Saved entries:

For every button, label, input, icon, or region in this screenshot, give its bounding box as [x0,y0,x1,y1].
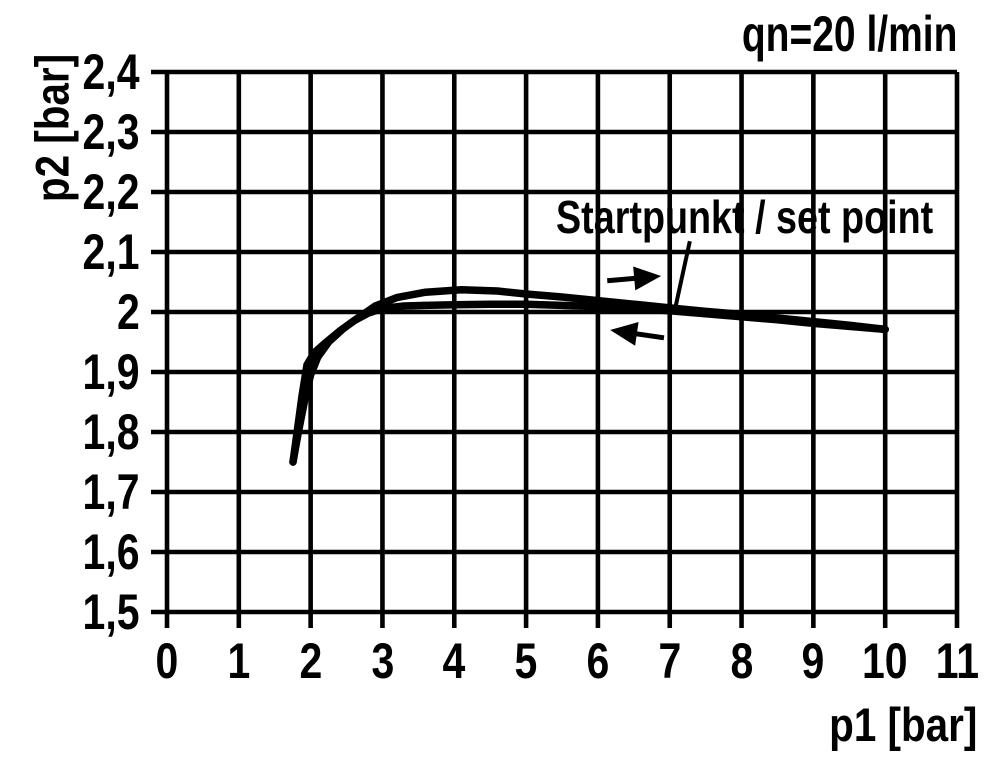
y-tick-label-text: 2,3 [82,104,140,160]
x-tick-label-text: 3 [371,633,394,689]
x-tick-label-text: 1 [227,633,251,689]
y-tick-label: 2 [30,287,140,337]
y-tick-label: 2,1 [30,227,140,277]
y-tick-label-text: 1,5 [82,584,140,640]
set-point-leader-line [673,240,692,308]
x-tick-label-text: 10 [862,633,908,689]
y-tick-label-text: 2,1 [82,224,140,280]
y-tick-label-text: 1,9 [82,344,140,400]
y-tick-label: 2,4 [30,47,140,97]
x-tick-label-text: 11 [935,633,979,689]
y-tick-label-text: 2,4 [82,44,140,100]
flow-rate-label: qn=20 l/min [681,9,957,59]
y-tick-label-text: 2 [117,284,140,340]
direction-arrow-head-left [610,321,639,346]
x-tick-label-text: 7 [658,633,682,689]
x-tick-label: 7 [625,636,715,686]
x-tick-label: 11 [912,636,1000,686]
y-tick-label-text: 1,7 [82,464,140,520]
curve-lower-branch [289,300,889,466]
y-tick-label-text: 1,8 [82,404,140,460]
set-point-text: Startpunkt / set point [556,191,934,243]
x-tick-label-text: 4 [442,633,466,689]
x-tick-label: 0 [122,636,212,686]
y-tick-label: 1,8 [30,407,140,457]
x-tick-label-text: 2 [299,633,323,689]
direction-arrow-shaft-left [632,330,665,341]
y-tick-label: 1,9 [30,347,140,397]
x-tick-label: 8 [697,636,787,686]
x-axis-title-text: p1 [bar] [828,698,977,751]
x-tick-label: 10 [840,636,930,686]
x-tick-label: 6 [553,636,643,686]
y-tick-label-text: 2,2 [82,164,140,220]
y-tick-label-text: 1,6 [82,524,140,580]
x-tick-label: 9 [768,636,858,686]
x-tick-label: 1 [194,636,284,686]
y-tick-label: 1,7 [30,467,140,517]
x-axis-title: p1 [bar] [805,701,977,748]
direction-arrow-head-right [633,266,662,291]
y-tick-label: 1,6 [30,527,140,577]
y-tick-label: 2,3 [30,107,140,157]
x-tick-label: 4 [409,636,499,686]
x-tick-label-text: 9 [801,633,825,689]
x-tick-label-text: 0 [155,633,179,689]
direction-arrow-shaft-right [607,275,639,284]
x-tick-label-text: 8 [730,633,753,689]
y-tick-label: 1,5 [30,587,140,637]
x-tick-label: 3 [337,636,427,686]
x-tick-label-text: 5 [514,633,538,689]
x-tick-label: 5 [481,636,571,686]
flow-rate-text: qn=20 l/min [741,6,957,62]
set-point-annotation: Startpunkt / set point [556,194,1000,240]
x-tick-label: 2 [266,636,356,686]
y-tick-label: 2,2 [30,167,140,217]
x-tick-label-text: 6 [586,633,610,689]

* [Brief]:
Return the lines above verbatim, from the line holding "y-tick-label-text: 2,3 [82,104,140,160]" through the line holding "y-tick-label-text: 1,9 [82,344,140,400]", with both of those lines included.

* [Response to the task]:
y-tick-label-text: 2,3 [82,104,140,160]
x-tick-label-text: 3 [371,633,394,689]
x-tick-label-text: 1 [227,633,251,689]
y-tick-label: 2 [30,287,140,337]
y-tick-label: 2,1 [30,227,140,277]
y-tick-label-text: 1,5 [82,584,140,640]
set-point-leader-line [673,240,692,308]
x-tick-label-text: 10 [862,633,908,689]
y-tick-label-text: 2,1 [82,224,140,280]
y-tick-label-text: 1,9 [82,344,140,400]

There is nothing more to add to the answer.